• **Task**:
Search the material and gather each line with "Time" in it.

Dataset entries on figures
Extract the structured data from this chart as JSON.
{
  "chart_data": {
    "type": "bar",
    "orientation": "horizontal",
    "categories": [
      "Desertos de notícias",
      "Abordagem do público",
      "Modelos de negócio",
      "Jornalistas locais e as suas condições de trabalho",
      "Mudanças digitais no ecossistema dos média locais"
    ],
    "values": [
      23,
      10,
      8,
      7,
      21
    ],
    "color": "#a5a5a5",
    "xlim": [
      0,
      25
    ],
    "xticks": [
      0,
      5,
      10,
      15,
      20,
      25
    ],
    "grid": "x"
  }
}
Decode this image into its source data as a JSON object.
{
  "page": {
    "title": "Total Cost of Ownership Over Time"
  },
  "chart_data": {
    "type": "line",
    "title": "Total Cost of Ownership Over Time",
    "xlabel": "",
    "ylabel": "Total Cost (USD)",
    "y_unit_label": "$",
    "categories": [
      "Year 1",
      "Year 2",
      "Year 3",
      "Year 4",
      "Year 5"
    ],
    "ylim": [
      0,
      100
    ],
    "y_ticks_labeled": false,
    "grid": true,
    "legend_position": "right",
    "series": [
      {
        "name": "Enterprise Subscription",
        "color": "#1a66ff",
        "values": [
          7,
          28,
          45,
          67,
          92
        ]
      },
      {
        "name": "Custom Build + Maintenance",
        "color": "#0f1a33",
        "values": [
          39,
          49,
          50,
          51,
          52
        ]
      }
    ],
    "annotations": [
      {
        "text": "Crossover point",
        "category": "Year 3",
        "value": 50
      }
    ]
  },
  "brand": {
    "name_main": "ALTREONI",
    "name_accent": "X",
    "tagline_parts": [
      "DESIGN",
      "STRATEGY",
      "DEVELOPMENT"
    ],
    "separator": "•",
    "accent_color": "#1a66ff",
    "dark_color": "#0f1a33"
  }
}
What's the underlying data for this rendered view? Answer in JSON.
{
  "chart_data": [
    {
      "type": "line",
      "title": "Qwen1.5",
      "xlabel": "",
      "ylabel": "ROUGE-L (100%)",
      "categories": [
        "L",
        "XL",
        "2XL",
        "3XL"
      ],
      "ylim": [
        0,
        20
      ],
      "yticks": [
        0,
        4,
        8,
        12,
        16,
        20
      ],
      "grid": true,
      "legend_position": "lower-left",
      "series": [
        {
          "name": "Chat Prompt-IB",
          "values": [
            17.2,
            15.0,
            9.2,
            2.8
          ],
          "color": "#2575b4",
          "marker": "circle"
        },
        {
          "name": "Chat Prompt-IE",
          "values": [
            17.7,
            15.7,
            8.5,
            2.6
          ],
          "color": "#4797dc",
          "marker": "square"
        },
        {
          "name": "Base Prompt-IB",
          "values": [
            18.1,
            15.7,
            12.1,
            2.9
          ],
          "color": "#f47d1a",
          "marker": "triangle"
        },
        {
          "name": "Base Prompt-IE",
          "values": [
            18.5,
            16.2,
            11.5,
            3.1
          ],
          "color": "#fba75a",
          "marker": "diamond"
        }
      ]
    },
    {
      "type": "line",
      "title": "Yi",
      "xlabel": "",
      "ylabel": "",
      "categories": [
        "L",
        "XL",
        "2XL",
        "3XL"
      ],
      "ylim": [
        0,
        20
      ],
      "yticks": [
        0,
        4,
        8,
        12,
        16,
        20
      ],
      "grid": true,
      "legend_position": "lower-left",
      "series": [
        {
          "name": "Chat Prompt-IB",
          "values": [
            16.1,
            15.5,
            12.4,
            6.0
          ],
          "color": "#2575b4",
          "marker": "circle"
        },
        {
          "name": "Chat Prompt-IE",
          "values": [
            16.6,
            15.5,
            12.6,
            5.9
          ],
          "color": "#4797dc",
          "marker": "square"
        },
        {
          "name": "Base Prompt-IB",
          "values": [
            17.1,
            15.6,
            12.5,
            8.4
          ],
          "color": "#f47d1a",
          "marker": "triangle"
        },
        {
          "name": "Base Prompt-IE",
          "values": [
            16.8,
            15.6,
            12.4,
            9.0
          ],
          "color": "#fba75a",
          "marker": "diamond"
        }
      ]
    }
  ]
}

• **Answer to this problem**:
    "title": "Total Cost of Ownership Over Time"
    "title": "Total Cost of Ownership Over Time",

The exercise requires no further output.